Data excerpts

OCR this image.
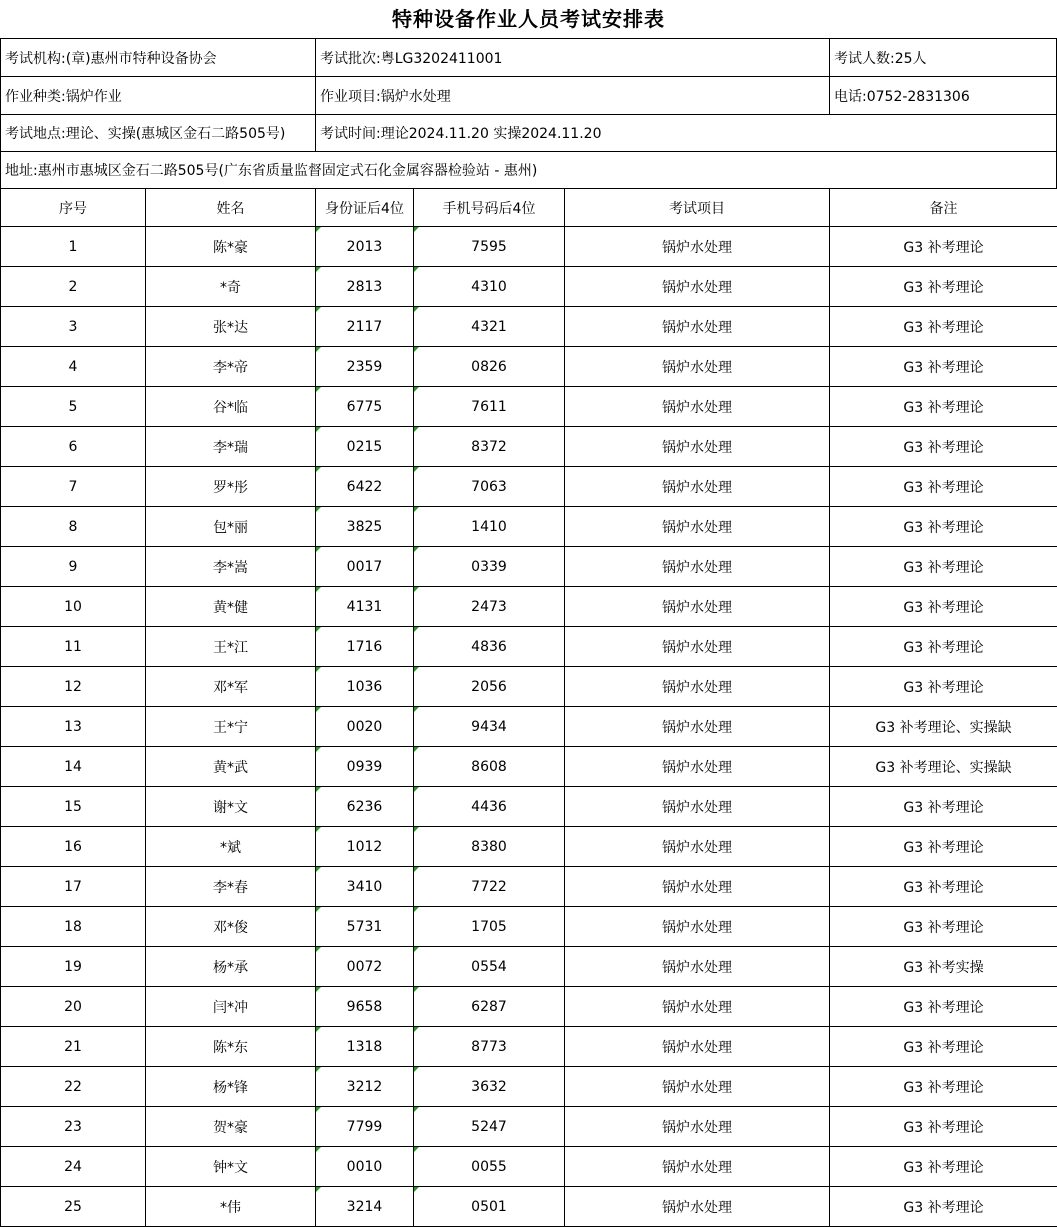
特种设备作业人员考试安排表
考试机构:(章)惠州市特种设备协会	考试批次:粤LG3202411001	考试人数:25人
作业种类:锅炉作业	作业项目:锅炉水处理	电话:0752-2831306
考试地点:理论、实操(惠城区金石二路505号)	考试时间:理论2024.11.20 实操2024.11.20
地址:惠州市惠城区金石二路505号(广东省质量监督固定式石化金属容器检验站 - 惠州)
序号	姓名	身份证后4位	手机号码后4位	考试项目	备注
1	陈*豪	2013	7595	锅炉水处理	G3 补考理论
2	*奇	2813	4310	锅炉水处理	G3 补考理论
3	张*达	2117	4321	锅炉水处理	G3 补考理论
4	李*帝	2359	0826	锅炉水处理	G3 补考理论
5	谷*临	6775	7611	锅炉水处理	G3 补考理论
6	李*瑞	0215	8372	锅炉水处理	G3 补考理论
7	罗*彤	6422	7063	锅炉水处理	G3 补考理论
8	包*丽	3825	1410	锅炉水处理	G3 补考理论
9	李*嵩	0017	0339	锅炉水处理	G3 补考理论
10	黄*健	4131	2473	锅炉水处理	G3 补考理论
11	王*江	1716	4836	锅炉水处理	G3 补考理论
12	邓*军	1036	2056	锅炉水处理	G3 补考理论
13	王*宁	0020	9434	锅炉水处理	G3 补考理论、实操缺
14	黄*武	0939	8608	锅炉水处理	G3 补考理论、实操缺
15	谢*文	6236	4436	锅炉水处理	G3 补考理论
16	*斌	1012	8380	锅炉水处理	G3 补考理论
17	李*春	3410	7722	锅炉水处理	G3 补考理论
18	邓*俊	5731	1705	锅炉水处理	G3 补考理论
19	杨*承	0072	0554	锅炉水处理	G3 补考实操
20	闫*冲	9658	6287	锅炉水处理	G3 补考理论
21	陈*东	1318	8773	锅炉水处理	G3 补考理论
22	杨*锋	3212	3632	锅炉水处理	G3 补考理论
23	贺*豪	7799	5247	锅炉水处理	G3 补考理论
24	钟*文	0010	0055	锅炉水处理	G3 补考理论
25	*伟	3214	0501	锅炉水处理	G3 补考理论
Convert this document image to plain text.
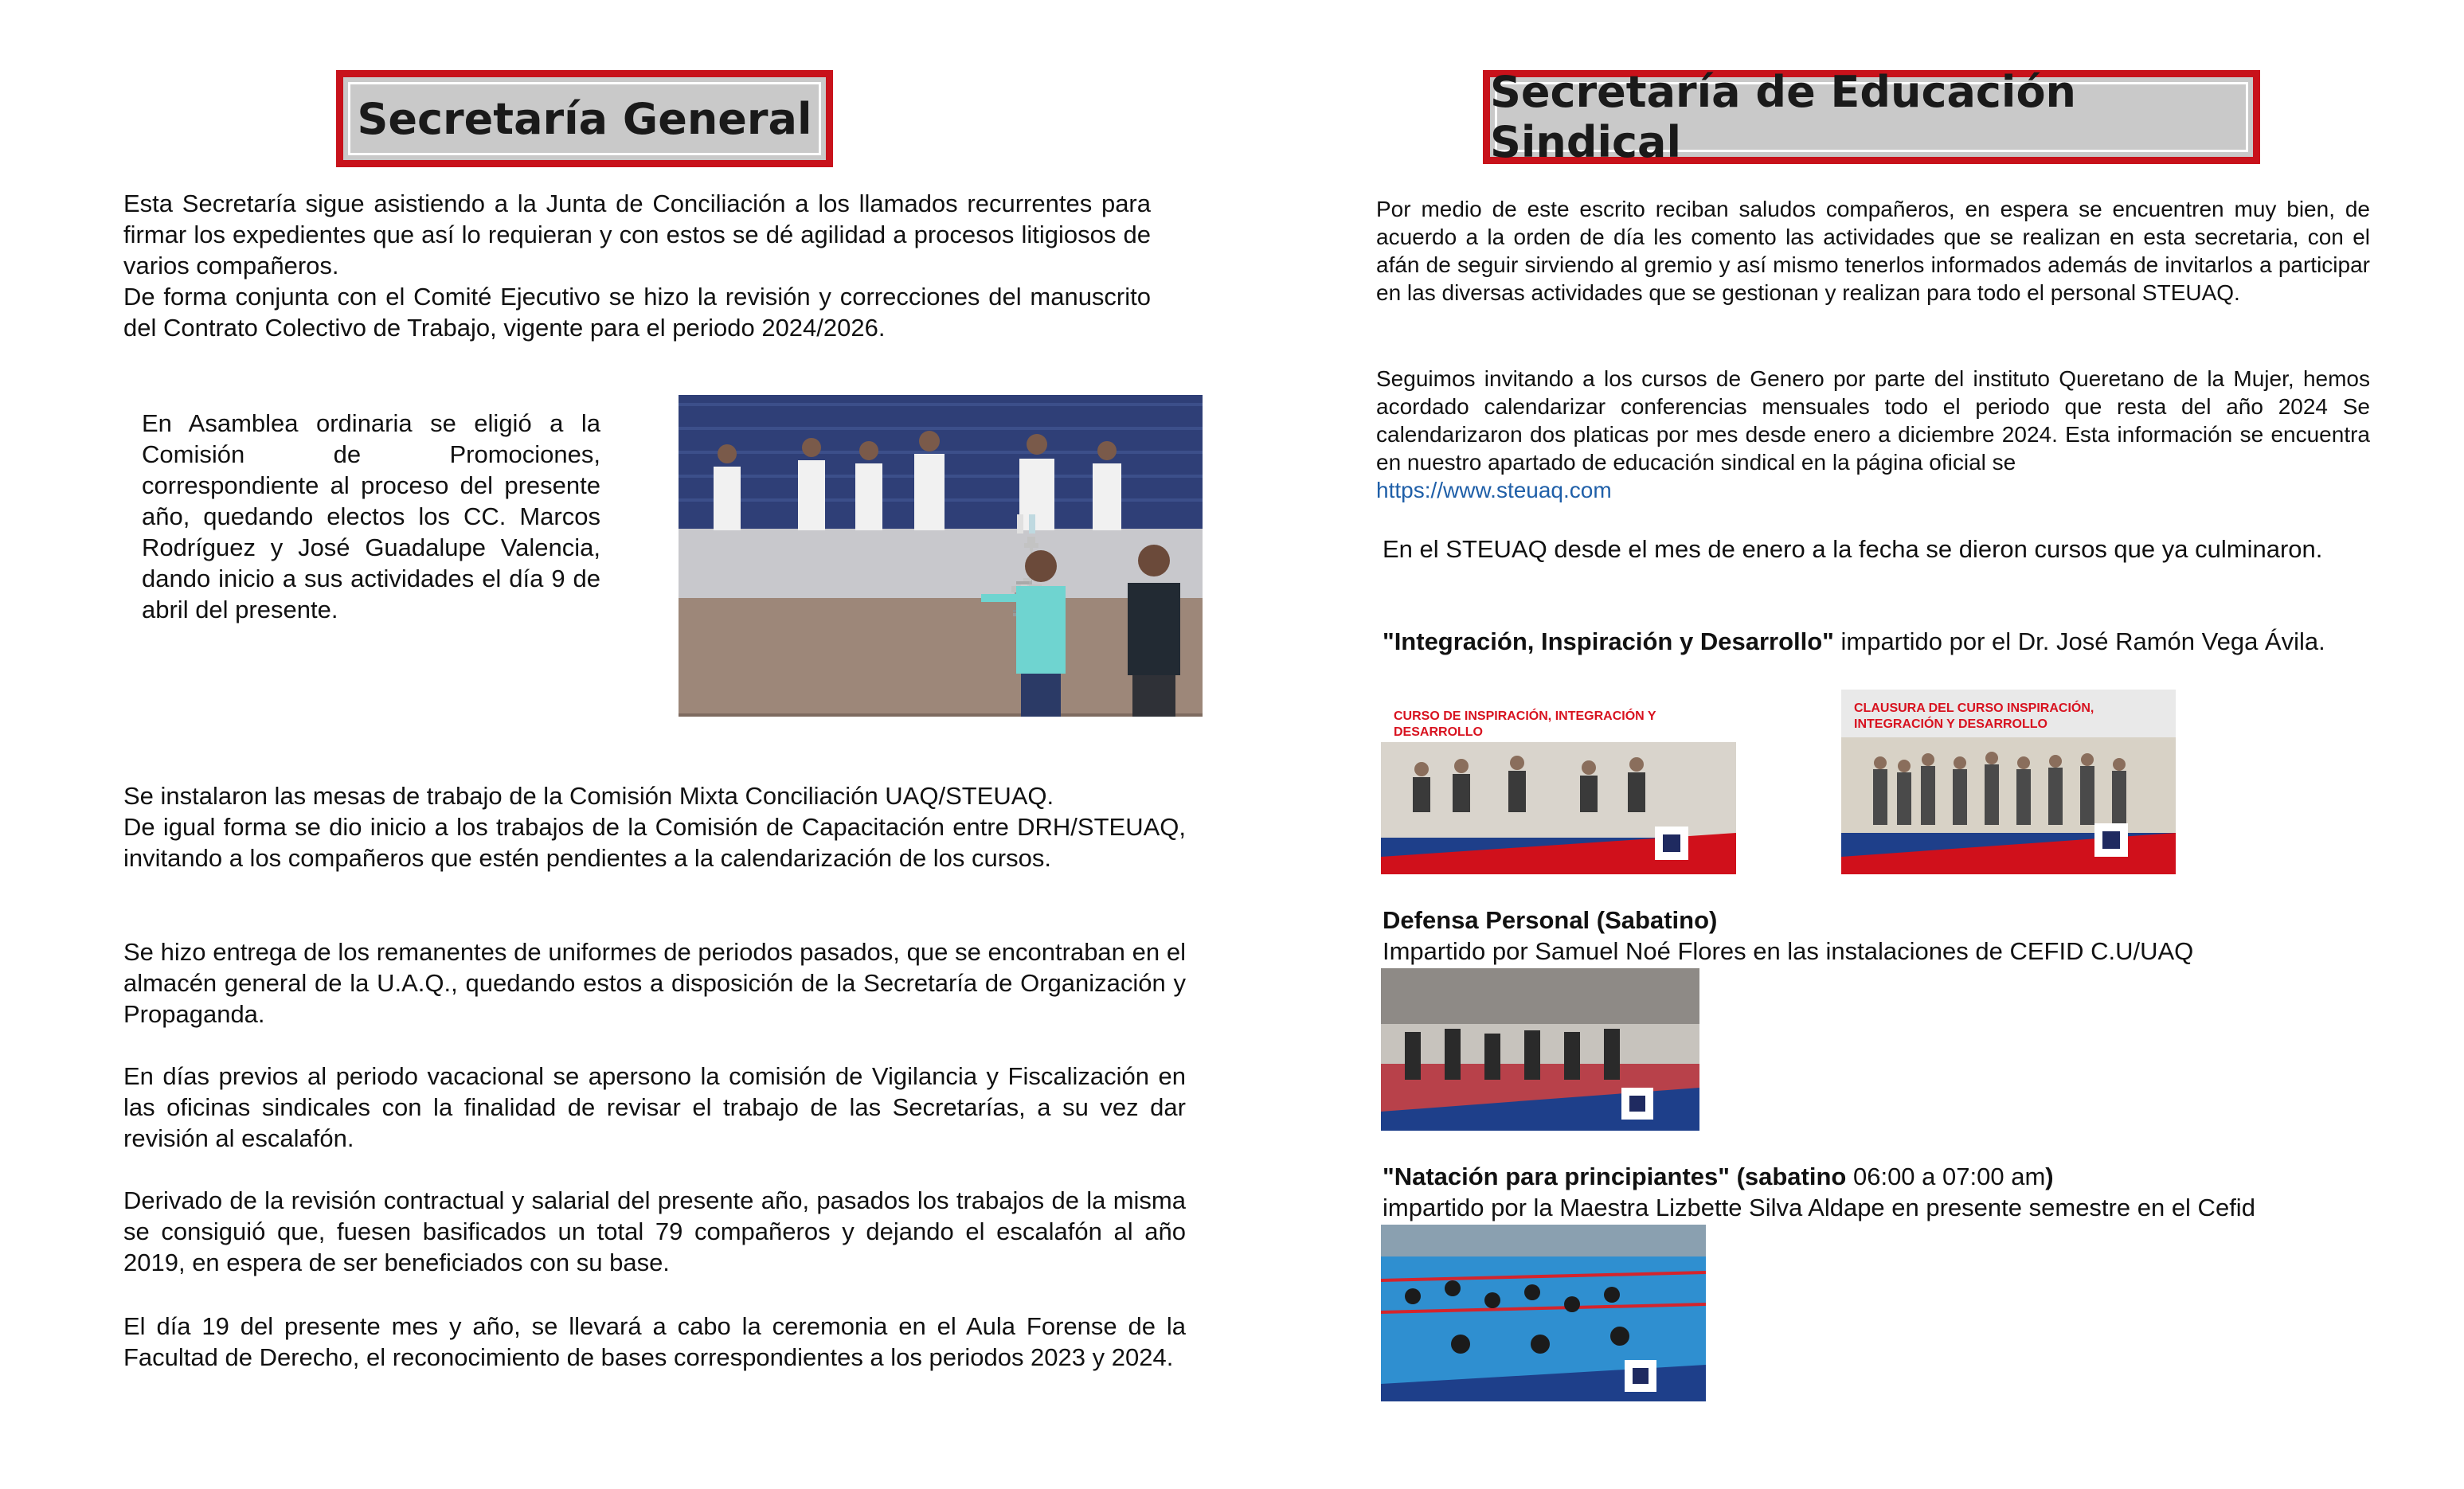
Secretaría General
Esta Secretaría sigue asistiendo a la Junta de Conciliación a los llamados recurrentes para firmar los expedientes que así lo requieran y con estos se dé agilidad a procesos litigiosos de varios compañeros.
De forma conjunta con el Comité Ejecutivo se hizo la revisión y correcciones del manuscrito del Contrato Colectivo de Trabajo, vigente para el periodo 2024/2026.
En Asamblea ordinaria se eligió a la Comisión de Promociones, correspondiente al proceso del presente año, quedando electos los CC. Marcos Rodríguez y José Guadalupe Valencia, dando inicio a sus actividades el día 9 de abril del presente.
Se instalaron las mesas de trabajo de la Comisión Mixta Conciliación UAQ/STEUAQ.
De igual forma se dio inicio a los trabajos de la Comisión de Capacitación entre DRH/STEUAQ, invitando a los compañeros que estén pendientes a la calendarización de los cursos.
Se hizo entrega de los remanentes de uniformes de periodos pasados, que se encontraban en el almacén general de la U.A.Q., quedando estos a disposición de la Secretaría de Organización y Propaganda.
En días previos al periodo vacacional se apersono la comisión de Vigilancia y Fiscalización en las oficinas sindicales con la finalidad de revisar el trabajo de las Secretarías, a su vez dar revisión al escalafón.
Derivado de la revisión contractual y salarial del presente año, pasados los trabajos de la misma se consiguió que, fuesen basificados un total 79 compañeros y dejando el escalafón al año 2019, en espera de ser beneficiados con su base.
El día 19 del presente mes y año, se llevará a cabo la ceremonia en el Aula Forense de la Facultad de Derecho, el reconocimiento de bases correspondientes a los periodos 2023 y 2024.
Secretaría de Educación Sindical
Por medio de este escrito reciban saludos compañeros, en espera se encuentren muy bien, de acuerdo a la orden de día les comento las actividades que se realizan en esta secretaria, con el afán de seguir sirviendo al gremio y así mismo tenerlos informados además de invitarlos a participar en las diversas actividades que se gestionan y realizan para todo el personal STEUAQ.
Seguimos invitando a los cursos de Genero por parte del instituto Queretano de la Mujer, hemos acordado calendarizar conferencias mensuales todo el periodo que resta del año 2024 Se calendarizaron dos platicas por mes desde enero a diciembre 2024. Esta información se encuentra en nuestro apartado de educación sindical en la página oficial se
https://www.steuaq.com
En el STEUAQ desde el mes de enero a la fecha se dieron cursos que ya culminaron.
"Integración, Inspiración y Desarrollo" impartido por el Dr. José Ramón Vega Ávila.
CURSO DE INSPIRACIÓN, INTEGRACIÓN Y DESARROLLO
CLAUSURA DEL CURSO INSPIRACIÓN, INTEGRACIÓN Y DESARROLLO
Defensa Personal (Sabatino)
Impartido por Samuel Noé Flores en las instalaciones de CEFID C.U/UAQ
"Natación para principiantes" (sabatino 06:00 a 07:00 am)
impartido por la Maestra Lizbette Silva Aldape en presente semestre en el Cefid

==

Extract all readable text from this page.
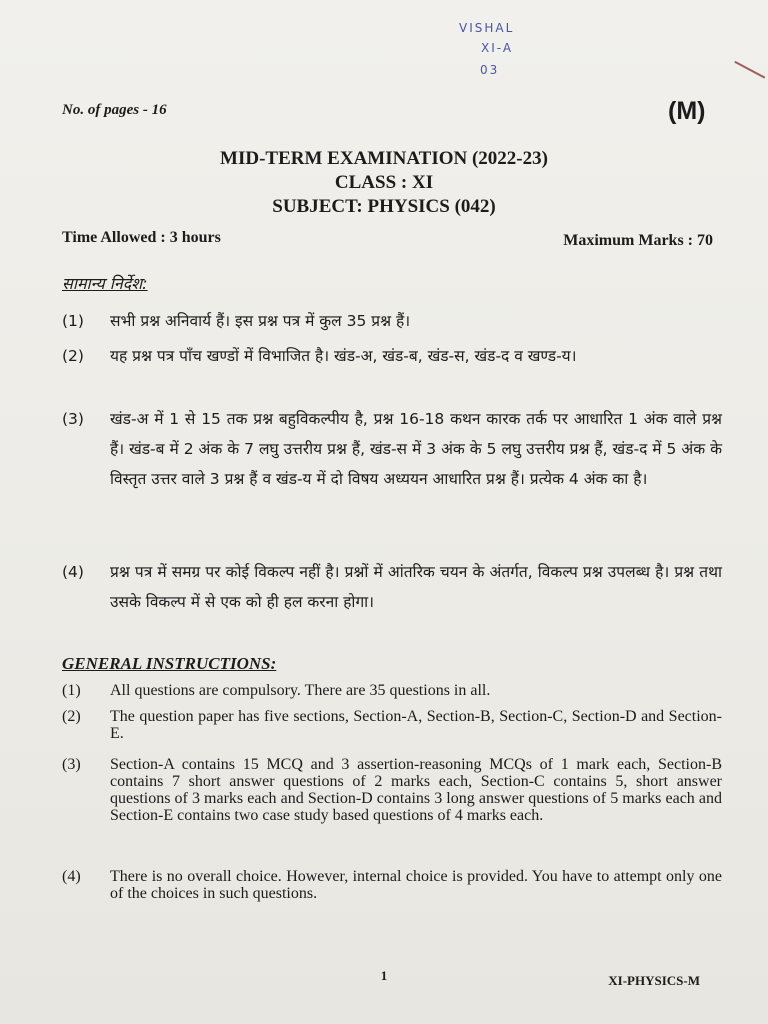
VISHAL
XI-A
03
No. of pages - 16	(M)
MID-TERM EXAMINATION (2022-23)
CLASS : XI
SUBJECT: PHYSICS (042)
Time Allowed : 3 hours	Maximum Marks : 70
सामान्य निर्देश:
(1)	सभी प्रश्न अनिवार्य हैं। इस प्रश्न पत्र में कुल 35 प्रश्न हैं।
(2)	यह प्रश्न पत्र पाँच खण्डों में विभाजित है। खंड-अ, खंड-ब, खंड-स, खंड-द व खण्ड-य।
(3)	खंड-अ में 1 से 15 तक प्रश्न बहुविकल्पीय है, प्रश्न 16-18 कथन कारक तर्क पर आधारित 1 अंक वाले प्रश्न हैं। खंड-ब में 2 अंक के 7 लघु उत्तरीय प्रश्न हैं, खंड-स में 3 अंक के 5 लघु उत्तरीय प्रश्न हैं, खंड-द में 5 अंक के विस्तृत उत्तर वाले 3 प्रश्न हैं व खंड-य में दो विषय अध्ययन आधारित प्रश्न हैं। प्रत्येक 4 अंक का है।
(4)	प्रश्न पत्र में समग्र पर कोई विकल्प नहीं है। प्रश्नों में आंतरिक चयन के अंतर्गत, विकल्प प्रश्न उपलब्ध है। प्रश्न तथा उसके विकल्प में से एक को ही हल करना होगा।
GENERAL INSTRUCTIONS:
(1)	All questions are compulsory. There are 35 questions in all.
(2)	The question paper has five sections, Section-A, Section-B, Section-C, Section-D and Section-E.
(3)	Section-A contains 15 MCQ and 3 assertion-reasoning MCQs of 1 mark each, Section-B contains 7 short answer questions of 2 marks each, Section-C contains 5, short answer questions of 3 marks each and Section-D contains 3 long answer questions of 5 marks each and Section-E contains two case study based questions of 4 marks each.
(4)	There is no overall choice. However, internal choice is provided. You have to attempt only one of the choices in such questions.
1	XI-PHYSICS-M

| Problem to work on |
Tell how many lines in the records above contain "text", giving the number and no other words.

| Correct response |
2